* _WRITTEN PROBLEM_:
Write out the listing beneath this instruction in its entirety, exactly as it reads.

* _SOURCE DATA_:
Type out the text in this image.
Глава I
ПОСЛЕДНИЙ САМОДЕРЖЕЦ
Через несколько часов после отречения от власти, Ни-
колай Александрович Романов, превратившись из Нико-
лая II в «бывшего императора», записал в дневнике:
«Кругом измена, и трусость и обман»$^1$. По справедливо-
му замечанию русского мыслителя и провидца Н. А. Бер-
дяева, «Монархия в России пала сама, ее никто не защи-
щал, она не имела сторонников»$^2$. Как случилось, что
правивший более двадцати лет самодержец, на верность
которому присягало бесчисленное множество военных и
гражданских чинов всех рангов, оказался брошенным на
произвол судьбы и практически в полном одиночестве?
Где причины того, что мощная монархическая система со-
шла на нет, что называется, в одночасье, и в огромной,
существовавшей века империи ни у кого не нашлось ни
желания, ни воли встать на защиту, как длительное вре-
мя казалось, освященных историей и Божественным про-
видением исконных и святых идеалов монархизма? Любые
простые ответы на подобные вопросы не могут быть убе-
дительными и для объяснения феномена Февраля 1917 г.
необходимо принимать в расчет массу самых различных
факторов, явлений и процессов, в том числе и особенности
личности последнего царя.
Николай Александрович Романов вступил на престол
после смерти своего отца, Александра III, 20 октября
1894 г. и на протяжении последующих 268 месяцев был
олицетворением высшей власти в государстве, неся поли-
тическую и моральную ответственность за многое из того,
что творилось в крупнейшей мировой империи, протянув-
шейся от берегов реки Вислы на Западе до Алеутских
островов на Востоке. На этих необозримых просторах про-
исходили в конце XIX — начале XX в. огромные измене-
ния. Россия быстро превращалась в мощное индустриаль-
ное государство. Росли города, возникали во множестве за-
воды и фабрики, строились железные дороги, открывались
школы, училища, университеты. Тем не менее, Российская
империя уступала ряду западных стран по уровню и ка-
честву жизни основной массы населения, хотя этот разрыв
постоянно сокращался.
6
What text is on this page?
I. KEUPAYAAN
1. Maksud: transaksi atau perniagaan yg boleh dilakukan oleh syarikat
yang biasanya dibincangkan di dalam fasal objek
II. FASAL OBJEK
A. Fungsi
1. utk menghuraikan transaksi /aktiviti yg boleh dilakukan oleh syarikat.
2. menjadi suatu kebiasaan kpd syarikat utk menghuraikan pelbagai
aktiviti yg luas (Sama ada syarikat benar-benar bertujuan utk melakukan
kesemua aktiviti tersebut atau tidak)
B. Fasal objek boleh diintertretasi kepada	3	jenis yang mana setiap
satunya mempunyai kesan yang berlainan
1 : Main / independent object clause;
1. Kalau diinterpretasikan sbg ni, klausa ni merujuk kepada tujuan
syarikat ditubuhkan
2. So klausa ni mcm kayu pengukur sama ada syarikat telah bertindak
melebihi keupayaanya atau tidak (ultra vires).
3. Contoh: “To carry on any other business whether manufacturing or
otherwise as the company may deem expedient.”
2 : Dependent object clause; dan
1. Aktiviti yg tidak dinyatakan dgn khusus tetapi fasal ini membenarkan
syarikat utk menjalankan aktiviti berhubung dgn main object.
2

* _SOLUTION TO THE PROBLEM_:
Type out the text in this image.
Глава I
ПОСЛЕДНИЙ САМОДЕРЖЕЦ
Через несколько часов после отречения от власти, Ни-
колай Александрович Романов, превратившись из Нико-
лая II в «бывшего императора», записал в дневнике:
«Кругом измена, и трусость и обман»$^1$. По справедливо-
му замечанию русского мыслителя и провидца Н. А. Бер-
дяева, «Монархия в России пала сама, ее никто не защи-
щал, она не имела сторонников»$^2$. Как случилось, что
правивший более двадцати лет самодержец, на верность
которому присягало бесчисленное множество военных и
гражданских чинов всех рангов, оказался брошенным на
произвол судьбы и практически в полном одиночестве?
Где причины того, что мощная монархическая система со-
шла на нет, что называется, в одночасье, и в огромной,
существовавшей века империи ни у кого не нашлось ни
желания, ни воли встать на защиту, как длительное вре-
мя казалось, освященных историей и Божественным про-
видением исконных и святых идеалов монархизма? Любые
простые ответы на подобные вопросы не могут быть убе-
дительными и для объяснения феномена Февраля 1917 г.
необходимо принимать в расчет массу самых различных
факторов, явлений и процессов, в том числе и особенности
личности последнего царя.
Николай Александрович Романов вступил на престол
после смерти своего отца, Александра III, 20 октября
1894 г. и на протяжении последующих 268 месяцев был
олицетворением высшей власти в государстве, неся поли-
тическую и моральную ответственность за многое из того,
что творилось в крупнейшей мировой империи, протянув-
шейся от берегов реки Вислы на Западе до Алеутских
островов на Востоке. На этих необозримых просторах про-
исходили в конце XIX — начале XX в. огромные измене-
ния. Россия быстро превращалась в мощное индустриаль-
ное государство. Росли города, возникали во множестве за-
воды и фабрики, строились железные дороги, открывались
школы, училища, университеты. Тем не менее, Российская
империя уступала ряду западных стран по уровню и ка-
честву жизни основной массы населения, хотя этот разрыв
постоянно сокращался.
6
What text is on this page?
I. KEUPAYAAN
1. Maksud: transaksi atau perniagaan yg boleh dilakukan oleh syarikat
yang biasanya dibincangkan di dalam fasal objek
II. FASAL OBJEK
A. Fungsi
1. utk menghuraikan transaksi /aktiviti yg boleh dilakukan oleh syarikat.
2. menjadi suatu kebiasaan kpd syarikat utk menghuraikan pelbagai
aktiviti yg luas (Sama ada syarikat benar-benar bertujuan utk melakukan
kesemua aktiviti tersebut atau tidak)
B. Fasal objek boleh diintertretasi kepada	3	jenis yang mana setiap
satunya mempunyai kesan yang berlainan
1 : Main / independent object clause;
1. Kalau diinterpretasikan sbg ni, klausa ni merujuk kepada tujuan
syarikat ditubuhkan
2. So klausa ni mcm kayu pengukur sama ada syarikat telah bertindak
melebihi keupayaanya atau tidak (ultra vires).
3. Contoh: “To carry on any other business whether manufacturing or
otherwise as the company may deem expedient.”
2 : Dependent object clause; dan
1. Aktiviti yg tidak dinyatakan dgn khusus tetapi fasal ini membenarkan
syarikat utk menjalankan aktiviti berhubung dgn main object.
2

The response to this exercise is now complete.